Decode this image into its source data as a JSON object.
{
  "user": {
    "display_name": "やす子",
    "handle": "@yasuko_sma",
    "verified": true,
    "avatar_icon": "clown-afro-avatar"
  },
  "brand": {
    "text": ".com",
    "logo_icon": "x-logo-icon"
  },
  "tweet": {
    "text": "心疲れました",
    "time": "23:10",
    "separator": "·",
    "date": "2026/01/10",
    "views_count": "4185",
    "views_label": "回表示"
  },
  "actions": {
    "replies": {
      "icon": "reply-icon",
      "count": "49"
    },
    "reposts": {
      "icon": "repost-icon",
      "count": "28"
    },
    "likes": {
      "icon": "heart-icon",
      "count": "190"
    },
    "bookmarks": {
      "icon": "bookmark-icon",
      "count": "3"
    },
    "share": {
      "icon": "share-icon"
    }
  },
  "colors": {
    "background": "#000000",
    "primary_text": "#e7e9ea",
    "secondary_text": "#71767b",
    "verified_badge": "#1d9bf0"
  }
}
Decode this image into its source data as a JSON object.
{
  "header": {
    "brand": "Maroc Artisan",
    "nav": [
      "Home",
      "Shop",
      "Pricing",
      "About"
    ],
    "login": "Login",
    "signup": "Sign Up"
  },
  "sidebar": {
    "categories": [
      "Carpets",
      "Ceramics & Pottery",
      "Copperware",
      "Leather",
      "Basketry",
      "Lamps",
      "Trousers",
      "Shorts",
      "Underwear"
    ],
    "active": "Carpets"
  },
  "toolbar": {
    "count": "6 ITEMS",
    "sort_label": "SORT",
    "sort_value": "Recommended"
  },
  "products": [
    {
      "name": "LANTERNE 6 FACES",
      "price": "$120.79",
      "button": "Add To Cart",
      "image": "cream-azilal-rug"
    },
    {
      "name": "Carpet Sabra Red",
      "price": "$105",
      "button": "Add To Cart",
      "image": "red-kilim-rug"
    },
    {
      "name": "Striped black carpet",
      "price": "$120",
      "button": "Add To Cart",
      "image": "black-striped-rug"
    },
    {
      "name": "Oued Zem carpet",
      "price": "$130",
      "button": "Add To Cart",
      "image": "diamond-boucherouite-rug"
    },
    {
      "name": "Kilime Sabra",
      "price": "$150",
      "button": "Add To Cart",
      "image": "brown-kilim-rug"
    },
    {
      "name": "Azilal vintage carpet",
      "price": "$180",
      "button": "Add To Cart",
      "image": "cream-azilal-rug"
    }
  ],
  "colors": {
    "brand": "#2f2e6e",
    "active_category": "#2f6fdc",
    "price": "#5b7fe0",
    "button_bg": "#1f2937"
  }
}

Task objective:
Repeat all of the records above exactly as they appear.

The reply:
Decode this image into its source data as a JSON object.
{
  "user": {
    "display_name": "やす子",
    "handle": "@yasuko_sma",
    "verified": true,
    "avatar_icon": "clown-afro-avatar"
  },
  "brand": {
    "text": ".com",
    "logo_icon": "x-logo-icon"
  },
  "tweet": {
    "text": "心疲れました",
    "time": "23:10",
    "separator": "·",
    "date": "2026/01/10",
    "views_count": "4185",
    "views_label": "回表示"
  },
  "actions": {
    "replies": {
      "icon": "reply-icon",
      "count": "49"
    },
    "reposts": {
      "icon": "repost-icon",
      "count": "28"
    },
    "likes": {
      "icon": "heart-icon",
      "count": "190"
    },
    "bookmarks": {
      "icon": "bookmark-icon",
      "count": "3"
    },
    "share": {
      "icon": "share-icon"
    }
  },
  "colors": {
    "background": "#000000",
    "primary_text": "#e7e9ea",
    "secondary_text": "#71767b",
    "verified_badge": "#1d9bf0"
  }
}
Decode this image into its source data as a JSON object.
{
  "header": {
    "brand": "Maroc Artisan",
    "nav": [
      "Home",
      "Shop",
      "Pricing",
      "About"
    ],
    "login": "Login",
    "signup": "Sign Up"
  },
  "sidebar": {
    "categories": [
      "Carpets",
      "Ceramics & Pottery",
      "Copperware",
      "Leather",
      "Basketry",
      "Lamps",
      "Trousers",
      "Shorts",
      "Underwear"
    ],
    "active": "Carpets"
  },
  "toolbar": {
    "count": "6 ITEMS",
    "sort_label": "SORT",
    "sort_value": "Recommended"
  },
  "products": [
    {
      "name": "LANTERNE 6 FACES",
      "price": "$120.79",
      "button": "Add To Cart",
      "image": "cream-azilal-rug"
    },
    {
      "name": "Carpet Sabra Red",
      "price": "$105",
      "button": "Add To Cart",
      "image": "red-kilim-rug"
    },
    {
      "name": "Striped black carpet",
      "price": "$120",
      "button": "Add To Cart",
      "image": "black-striped-rug"
    },
    {
      "name": "Oued Zem carpet",
      "price": "$130",
      "button": "Add To Cart",
      "image": "diamond-boucherouite-rug"
    },
    {
      "name": "Kilime Sabra",
      "price": "$150",
      "button": "Add To Cart",
      "image": "brown-kilim-rug"
    },
    {
      "name": "Azilal vintage carpet",
      "price": "$180",
      "button": "Add To Cart",
      "image": "cream-azilal-rug"
    }
  ],
  "colors": {
    "brand": "#2f2e6e",
    "active_category": "#2f6fdc",
    "price": "#5b7fe0",
    "button_bg": "#1f2937"
  }
}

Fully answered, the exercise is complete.